**Data supplied**
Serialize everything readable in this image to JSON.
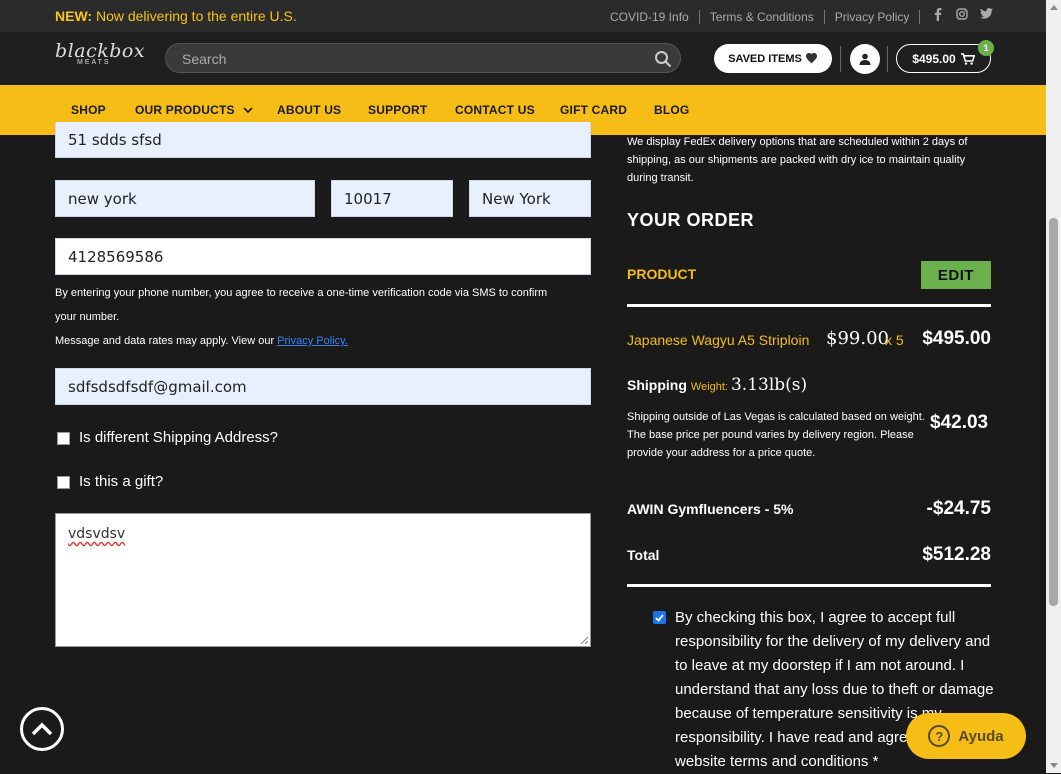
{
  "announcement": {
    "prefix": "NEW:",
    "text": " Now delivering to the entire U.S."
  },
  "top_links": [
    "COVID-19 Info",
    "Terms & Conditions",
    "Privacy Policy"
  ],
  "social_icons": [
    "facebook-icon",
    "instagram-icon",
    "twitter-icon"
  ],
  "logo": {
    "line1": "blackbox",
    "line2": "MEATS"
  },
  "search": {
    "placeholder": "Search",
    "value": ""
  },
  "saved_items_label": "SAVED ITEMS",
  "cart": {
    "amount": "$495.00",
    "count": "1"
  },
  "nav": [
    "SHOP",
    "OUR PRODUCTS",
    "ABOUT US",
    "SUPPORT",
    "CONTACT US",
    "GIFT CARD",
    "BLOG"
  ],
  "form": {
    "address": "51 sdds sfsd",
    "city": "new york",
    "zip": "10017",
    "state": "New York",
    "phone": "4128569586",
    "phone_note_1": "By entering your phone number, you agree to receive a one-time verification code via SMS to confirm",
    "phone_note_2": "your number.",
    "phone_note_3": "Message and data rates may apply. View our ",
    "privacy_link": "Privacy Policy.",
    "email": "sdfsdsdfsdf@gmail.com",
    "different_shipping_label": "Is different Shipping Address?",
    "gift_label": "Is this a gift?",
    "notes": "vdsvdsv"
  },
  "order": {
    "delivery_note": "We display FedEx delivery options that are scheduled within 2 days of shipping, as our shipments are packed with dry ice to maintain quality during transit.",
    "heading": "YOUR ORDER",
    "product_header": "PRODUCT",
    "edit_label": "EDIT",
    "item": {
      "name": "Japanese Wagyu A5 Striploin",
      "price": "$99.00",
      "qty": "x 5",
      "total": "$495.00"
    },
    "shipping": {
      "label": "Shipping",
      "weight_label": "Weight:",
      "weight_value": "3.13lb(s)",
      "description": "Shipping outside of Las Vegas is calculated based on weight. The base price per pound varies by delivery region. Please provide your address for a price quote.",
      "amount": "$42.03"
    },
    "discount": {
      "label": "AWIN Gymfluencers - 5%",
      "amount": "-$24.75"
    },
    "total": {
      "label": "Total",
      "amount": "$512.28"
    },
    "agreement": "By checking this box, I agree to accept full responsibility for the delivery of my delivery and to leave at my doorstep if I am not around. I understand that any loss due to theft or damage because of temperature sensitivity is my responsibility. I have read and agree to the website terms and conditions *"
  },
  "help_button": "Ayuda",
  "colors": {
    "accent": "#f5bd16",
    "edit_green": "#6ab04c",
    "background": "#1a1a1a"
  }
}
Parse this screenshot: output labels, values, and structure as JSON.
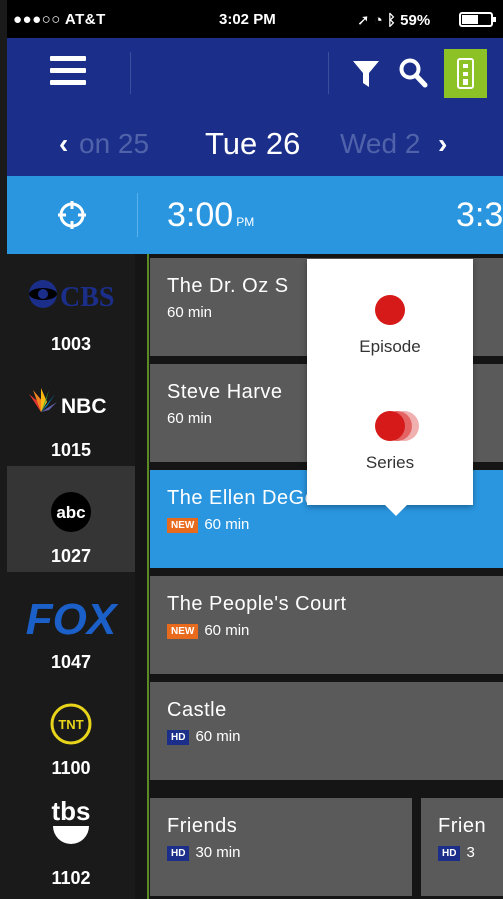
{
  "status_bar": {
    "carrier": "●●●○○ AT&T",
    "time": "3:02 PM",
    "battery": "59%",
    "battery_level": 0.59
  },
  "toolbar": {
    "menu_icon": "hamburger-icon",
    "filter_icon": "filter-icon",
    "search_icon": "search-icon",
    "remote_icon": "remote-icon",
    "accent": "#8cc226"
  },
  "date_nav": {
    "previous": "on 25",
    "current": "Tue 26",
    "next": "Wed 2"
  },
  "time_bar": {
    "current_slot": "3:00",
    "current_ampm": "PM",
    "next_slot": "3:3"
  },
  "channels": [
    {
      "logo": "CBS",
      "number": "1003"
    },
    {
      "logo": "NBC",
      "number": "1015"
    },
    {
      "logo": "abc",
      "number": "1027"
    },
    {
      "logo": "FOX",
      "number": "1047"
    },
    {
      "logo": "TNT",
      "number": "1100"
    },
    {
      "logo": "tbs",
      "number": "1102"
    }
  ],
  "programs": [
    {
      "title": "The Dr. Oz S",
      "badge": "",
      "duration": "60 min"
    },
    {
      "title": "Steve Harve",
      "badge": "",
      "duration": "60 min"
    },
    {
      "title": "The Ellen DeGeneres Show",
      "badge": "NEW",
      "duration": "60 min"
    },
    {
      "title": "The People's Court",
      "badge": "NEW",
      "duration": "60 min"
    },
    {
      "title": "Castle",
      "badge": "HD",
      "duration": "60 min"
    },
    {
      "title": "Friends",
      "badge": "HD",
      "duration": "30 min"
    },
    {
      "title": "Frien",
      "badge": "HD",
      "duration": "3"
    }
  ],
  "record_popover": {
    "episode_label": "Episode",
    "series_label": "Series"
  },
  "colors": {
    "header_blue": "#1b2f8a",
    "time_blue": "#2a96e0",
    "record_red": "#d61a1a",
    "new_badge": "#e86a1c"
  }
}
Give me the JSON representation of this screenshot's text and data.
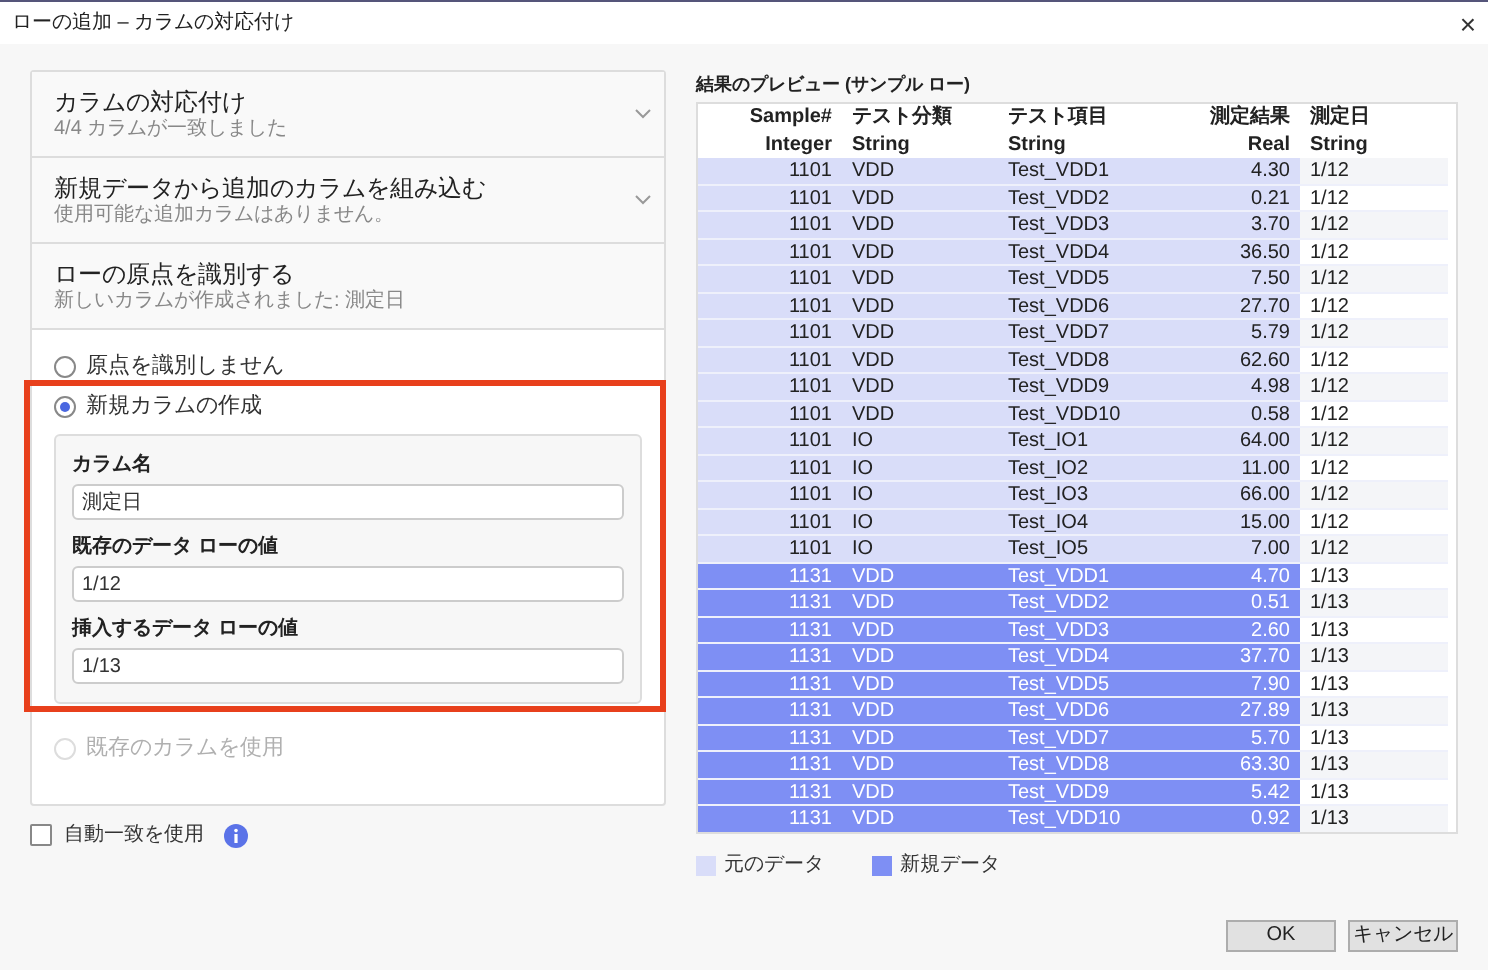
{
  "window": {
    "title": "ローの追加 – カラムの対応付け",
    "close": "×"
  },
  "sections": [
    {
      "title": "カラムの対応付け",
      "subtitle": "4/4 カラムが一致しました",
      "expanded": false
    },
    {
      "title": "新規データから追加のカラムを組み込む",
      "subtitle": "使用可能な追加カラムはありません。",
      "expanded": false
    },
    {
      "title": "ローの原点を識別する",
      "subtitle": "新しいカラムが作成されました: 測定日",
      "expanded": true
    }
  ],
  "options": [
    {
      "label": "原点を識別しません",
      "selected": false,
      "disabled": false
    },
    {
      "label": "新規カラムの作成",
      "selected": true,
      "disabled": false,
      "highlighted": true,
      "fields": [
        {
          "label": "カラム名",
          "value": "測定日"
        },
        {
          "label": "既存のデータ ローの値",
          "value": "1/12"
        },
        {
          "label": "挿入するデータ ローの値",
          "value": "1/13"
        }
      ]
    },
    {
      "label": "既存のカラムを使用",
      "selected": false,
      "disabled": true
    }
  ],
  "auto_match": {
    "label": "自動一致を使用",
    "checked": false
  },
  "preview": {
    "title": "結果のプレビュー (サンプル ロー)",
    "columns": [
      {
        "name": "Sample#",
        "type": "Integer"
      },
      {
        "name": "テスト分類",
        "type": "String"
      },
      {
        "name": "テスト項目",
        "type": "String"
      },
      {
        "name": "測定結果",
        "type": "Real"
      },
      {
        "name": "測定日",
        "type": "String"
      }
    ],
    "rows": [
      {
        "kind": "original",
        "cells": [
          "1101",
          "VDD",
          "Test_VDD1",
          "4.30",
          "1/12"
        ]
      },
      {
        "kind": "original",
        "cells": [
          "1101",
          "VDD",
          "Test_VDD2",
          "0.21",
          "1/12"
        ]
      },
      {
        "kind": "original",
        "cells": [
          "1101",
          "VDD",
          "Test_VDD3",
          "3.70",
          "1/12"
        ]
      },
      {
        "kind": "original",
        "cells": [
          "1101",
          "VDD",
          "Test_VDD4",
          "36.50",
          "1/12"
        ]
      },
      {
        "kind": "original",
        "cells": [
          "1101",
          "VDD",
          "Test_VDD5",
          "7.50",
          "1/12"
        ]
      },
      {
        "kind": "original",
        "cells": [
          "1101",
          "VDD",
          "Test_VDD6",
          "27.70",
          "1/12"
        ]
      },
      {
        "kind": "original",
        "cells": [
          "1101",
          "VDD",
          "Test_VDD7",
          "5.79",
          "1/12"
        ]
      },
      {
        "kind": "original",
        "cells": [
          "1101",
          "VDD",
          "Test_VDD8",
          "62.60",
          "1/12"
        ]
      },
      {
        "kind": "original",
        "cells": [
          "1101",
          "VDD",
          "Test_VDD9",
          "4.98",
          "1/12"
        ]
      },
      {
        "kind": "original",
        "cells": [
          "1101",
          "VDD",
          "Test_VDD10",
          "0.58",
          "1/12"
        ]
      },
      {
        "kind": "original",
        "cells": [
          "1101",
          "IO",
          "Test_IO1",
          "64.00",
          "1/12"
        ]
      },
      {
        "kind": "original",
        "cells": [
          "1101",
          "IO",
          "Test_IO2",
          "11.00",
          "1/12"
        ]
      },
      {
        "kind": "original",
        "cells": [
          "1101",
          "IO",
          "Test_IO3",
          "66.00",
          "1/12"
        ]
      },
      {
        "kind": "original",
        "cells": [
          "1101",
          "IO",
          "Test_IO4",
          "15.00",
          "1/12"
        ]
      },
      {
        "kind": "original",
        "cells": [
          "1101",
          "IO",
          "Test_IO5",
          "7.00",
          "1/12"
        ]
      },
      {
        "kind": "new",
        "cells": [
          "1131",
          "VDD",
          "Test_VDD1",
          "4.70",
          "1/13"
        ]
      },
      {
        "kind": "new",
        "cells": [
          "1131",
          "VDD",
          "Test_VDD2",
          "0.51",
          "1/13"
        ]
      },
      {
        "kind": "new",
        "cells": [
          "1131",
          "VDD",
          "Test_VDD3",
          "2.60",
          "1/13"
        ]
      },
      {
        "kind": "new",
        "cells": [
          "1131",
          "VDD",
          "Test_VDD4",
          "37.70",
          "1/13"
        ]
      },
      {
        "kind": "new",
        "cells": [
          "1131",
          "VDD",
          "Test_VDD5",
          "7.90",
          "1/13"
        ]
      },
      {
        "kind": "new",
        "cells": [
          "1131",
          "VDD",
          "Test_VDD6",
          "27.89",
          "1/13"
        ]
      },
      {
        "kind": "new",
        "cells": [
          "1131",
          "VDD",
          "Test_VDD7",
          "5.70",
          "1/13"
        ]
      },
      {
        "kind": "new",
        "cells": [
          "1131",
          "VDD",
          "Test_VDD8",
          "63.30",
          "1/13"
        ]
      },
      {
        "kind": "new",
        "cells": [
          "1131",
          "VDD",
          "Test_VDD9",
          "5.42",
          "1/13"
        ]
      },
      {
        "kind": "new",
        "cells": [
          "1131",
          "VDD",
          "Test_VDD10",
          "0.92",
          "1/13"
        ]
      }
    ],
    "legend": [
      {
        "kind": "original",
        "label": "元のデータ"
      },
      {
        "kind": "new",
        "label": "新規データ"
      }
    ]
  },
  "buttons": [
    "OK",
    "キャンセル"
  ]
}
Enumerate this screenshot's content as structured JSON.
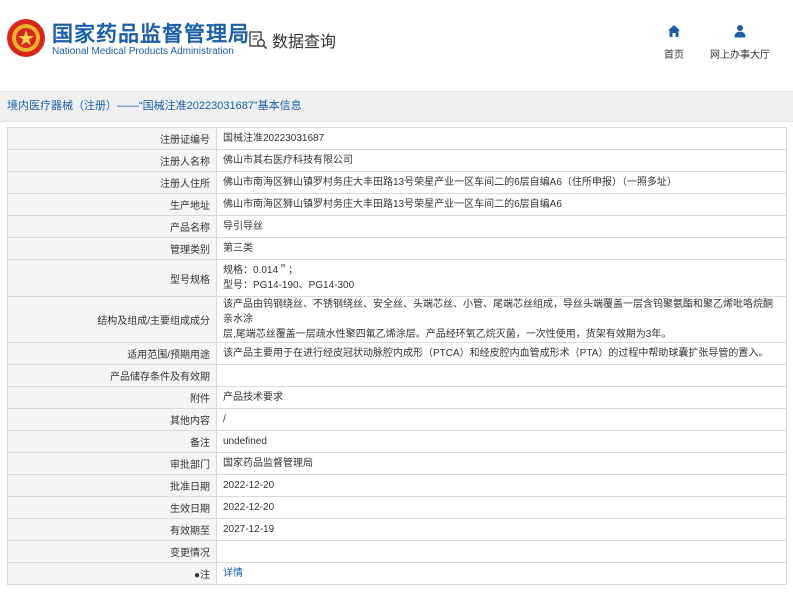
{
  "header": {
    "brand_cn": "国家药品监督管理局",
    "brand_en": "National Medical Products Administration",
    "query_label": "数据查询",
    "nav": [
      {
        "label": "首页",
        "icon": "home-icon"
      },
      {
        "label": "网上办事大厅",
        "icon": "user-icon"
      }
    ]
  },
  "breadcrumb": {
    "text": "境内医疗器械（注册）——“国械注准20223031687”基本信息"
  },
  "colors": {
    "brand_blue": "#1a5fa8",
    "label_bg": "#f5f5f5",
    "border": "#d9d9d9"
  },
  "rows": [
    {
      "label": "注册证编号",
      "value": "国械注准20223031687"
    },
    {
      "label": "注册人名称",
      "value": "佛山市其右医疗科技有限公司"
    },
    {
      "label": "注册人住所",
      "value": "佛山市南海区狮山镇罗村务庄大丰田路13号荣星产业一区车间二的6层自编A6（住所申报）（一照多址）"
    },
    {
      "label": "生产地址",
      "value": "佛山市南海区狮山镇罗村务庄大丰田路13号荣星产业一区车间二的6层自编A6"
    },
    {
      "label": "产品名称",
      "value": "导引导丝"
    },
    {
      "label": "管理类别",
      "value": "第三类"
    },
    {
      "label": "型号规格",
      "value_lines": [
        "规格：0.014＂；",
        "型号：PG14-190、PG14-300"
      ]
    },
    {
      "label": "结构及组成/主要组成成分",
      "value_lines": [
        "该产品由钨钢绕丝、不锈钢绕丝、安全丝、头端芯丝、小管、尾端芯丝组成，导丝头端覆盖一层含钨聚氨酯和聚乙烯吡咯烷酮亲水涂",
        "层,尾端芯丝覆盖一层疏水性聚四氟乙烯涂层。产品经环氧乙烷灭菌，一次性使用，货架有效期为3年。"
      ]
    },
    {
      "label": "适用范围/预期用途",
      "value": "该产品主要用于在进行经皮冠状动脉腔内成形（PTCA）和经皮腔内血管成形术（PTA）的过程中帮助球囊扩张导管的置入。"
    },
    {
      "label": "产品储存条件及有效期",
      "value": ""
    },
    {
      "label": "附件",
      "value": "产品技术要求"
    },
    {
      "label": "其他内容",
      "value": "/"
    },
    {
      "label": "备注",
      "value": "undefined"
    },
    {
      "label": "审批部门",
      "value": "国家药品监督管理局"
    },
    {
      "label": "批准日期",
      "value": "2022-12-20"
    },
    {
      "label": "生效日期",
      "value": "2022-12-20"
    },
    {
      "label": "有效期至",
      "value": "2027-12-19"
    },
    {
      "label": "变更情况",
      "value": ""
    },
    {
      "label": "●注",
      "value": "详情",
      "link": true
    }
  ]
}
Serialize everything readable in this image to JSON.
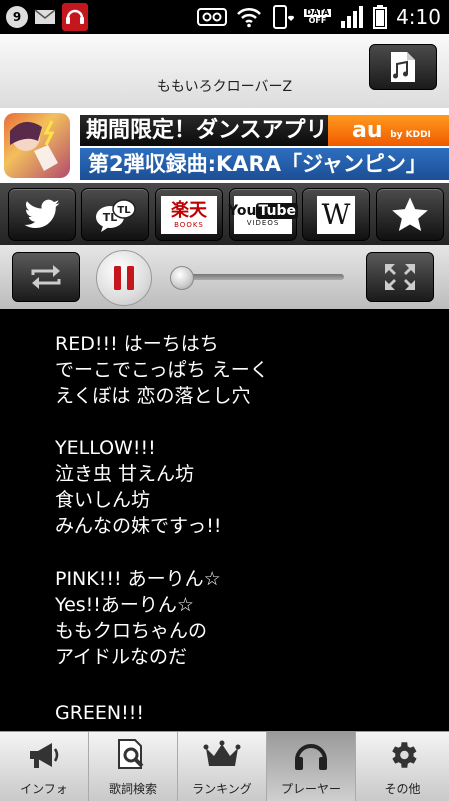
{
  "status_bar": {
    "notification_count": "9",
    "data_label_top": "DATA",
    "data_label_bottom": "OFF",
    "time": "4:10"
  },
  "title_bar": {
    "title": "ももいろクローバーZ"
  },
  "ad": {
    "line1": "期間限定！ダンスアプリ",
    "brand": "au",
    "brand_sub": "by KDDI",
    "line2": "第2弾収録曲:KARA「ジャンピン」"
  },
  "share_buttons": [
    "twitter-icon",
    "tl-icon",
    "rakuten-icon",
    "youtube-icon",
    "wikipedia-icon",
    "star-icon"
  ],
  "share_labels": {
    "rakuten": "楽天",
    "rakuten_sub": "BOOKS",
    "youtube_a": "You",
    "youtube_b": "Tube",
    "youtube_sub": "VIDEOS",
    "wiki": "W",
    "tl": "TL"
  },
  "player": {
    "progress": 0.0
  },
  "lyrics": [
    [
      "RED!!! はーちはち",
      "でーこでこっぱち えーく",
      "えくぼは 恋の落とし穴"
    ],
    [
      "YELLOW!!!",
      "泣き虫 甘えん坊",
      "食いしん坊",
      "みんなの妹ですっ!!"
    ],
    [
      "PINK!!! あーりん☆",
      "Yes!!あーりん☆",
      "ももクロちゃんの",
      "アイドルなのだ"
    ],
    [
      "GREEN!!!"
    ]
  ],
  "bottom_nav": [
    {
      "label": "インフォ",
      "icon": "megaphone-icon",
      "active": false
    },
    {
      "label": "歌詞検索",
      "icon": "lyrics-search-icon",
      "active": false
    },
    {
      "label": "ランキング",
      "icon": "crown-icon",
      "active": false
    },
    {
      "label": "プレーヤー",
      "icon": "headphones-icon",
      "active": true
    },
    {
      "label": "その他",
      "icon": "gear-icon",
      "active": false
    }
  ]
}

**What is expected**
Count the lines in the records above that contain the word "options", and give only that number.

**Task answer**
2